▸ **TASK**
Can you transcribe every record below exactly as it appears?

[Dataset entries]
+++++

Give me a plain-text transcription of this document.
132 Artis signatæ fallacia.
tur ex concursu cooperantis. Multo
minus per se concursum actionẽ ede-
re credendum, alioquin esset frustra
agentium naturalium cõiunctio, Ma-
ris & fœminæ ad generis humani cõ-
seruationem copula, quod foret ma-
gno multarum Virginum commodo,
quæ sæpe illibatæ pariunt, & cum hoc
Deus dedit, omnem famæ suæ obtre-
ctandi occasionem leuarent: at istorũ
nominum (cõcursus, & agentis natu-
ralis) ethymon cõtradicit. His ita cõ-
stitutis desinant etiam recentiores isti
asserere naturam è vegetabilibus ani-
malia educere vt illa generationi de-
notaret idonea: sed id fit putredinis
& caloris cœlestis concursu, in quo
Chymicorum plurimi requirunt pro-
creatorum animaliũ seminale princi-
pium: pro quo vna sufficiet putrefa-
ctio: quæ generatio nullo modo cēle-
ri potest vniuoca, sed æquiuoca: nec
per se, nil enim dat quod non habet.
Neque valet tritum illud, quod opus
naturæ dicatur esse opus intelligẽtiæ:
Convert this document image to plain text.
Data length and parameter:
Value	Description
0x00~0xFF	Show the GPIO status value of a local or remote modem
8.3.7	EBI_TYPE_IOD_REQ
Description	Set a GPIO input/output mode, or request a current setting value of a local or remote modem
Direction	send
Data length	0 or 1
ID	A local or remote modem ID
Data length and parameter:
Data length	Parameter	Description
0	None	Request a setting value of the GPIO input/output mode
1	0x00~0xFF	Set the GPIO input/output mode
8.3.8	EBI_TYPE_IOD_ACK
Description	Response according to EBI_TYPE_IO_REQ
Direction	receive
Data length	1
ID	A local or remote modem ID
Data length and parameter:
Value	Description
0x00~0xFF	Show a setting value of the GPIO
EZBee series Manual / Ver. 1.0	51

+++++

▸ **SOLUTION FOR THIS EXERCISE**
Give me a plain-text transcription of this document.
132 Artis signatæ fallacia.
tur ex concursu cooperantis. Multo
minus per se concursum actionẽ ede-
re credendum, alioquin esset frustra
agentium naturalium cõiunctio, Ma-
ris & fœminæ ad generis humani cõ-
seruationem copula, quod foret ma-
gno multarum Virginum commodo,
quæ sæpe illibatæ pariunt, & cum hoc
Deus dedit, omnem famæ suæ obtre-
ctandi occasionem leuarent: at istorũ
nominum (cõcursus, & agentis natu-
ralis) ethymon cõtradicit. His ita cõ-
stitutis desinant etiam recentiores isti
asserere naturam è vegetabilibus ani-
malia educere vt illa generationi de-
notaret idonea: sed id fit putredinis
& caloris cœlestis concursu, in quo
Chymicorum plurimi requirunt pro-
creatorum animaliũ seminale princi-
pium: pro quo vna sufficiet putrefa-
ctio: quæ generatio nullo modo cēle-
ri potest vniuoca, sed æquiuoca: nec
per se, nil enim dat quod non habet.
Neque valet tritum illud, quod opus
naturæ dicatur esse opus intelligẽtiæ:
Convert this document image to plain text.
Data length and parameter:
Value	Description
0x00~0xFF	Show the GPIO status value of a local or remote modem
8.3.7	EBI_TYPE_IOD_REQ
Description	Set a GPIO input/output mode, or request a current setting value of a local or remote modem
Direction	send
Data length	0 or 1
ID	A local or remote modem ID
Data length and parameter:
Data length	Parameter	Description
0	None	Request a setting value of the GPIO input/output mode
1	0x00~0xFF	Set the GPIO input/output mode
8.3.8	EBI_TYPE_IOD_ACK
Description	Response according to EBI_TYPE_IO_REQ
Direction	receive
Data length	1
ID	A local or remote modem ID
Data length and parameter:
Value	Description
0x00~0xFF	Show a setting value of the GPIO
EZBee series Manual / Ver. 1.0	51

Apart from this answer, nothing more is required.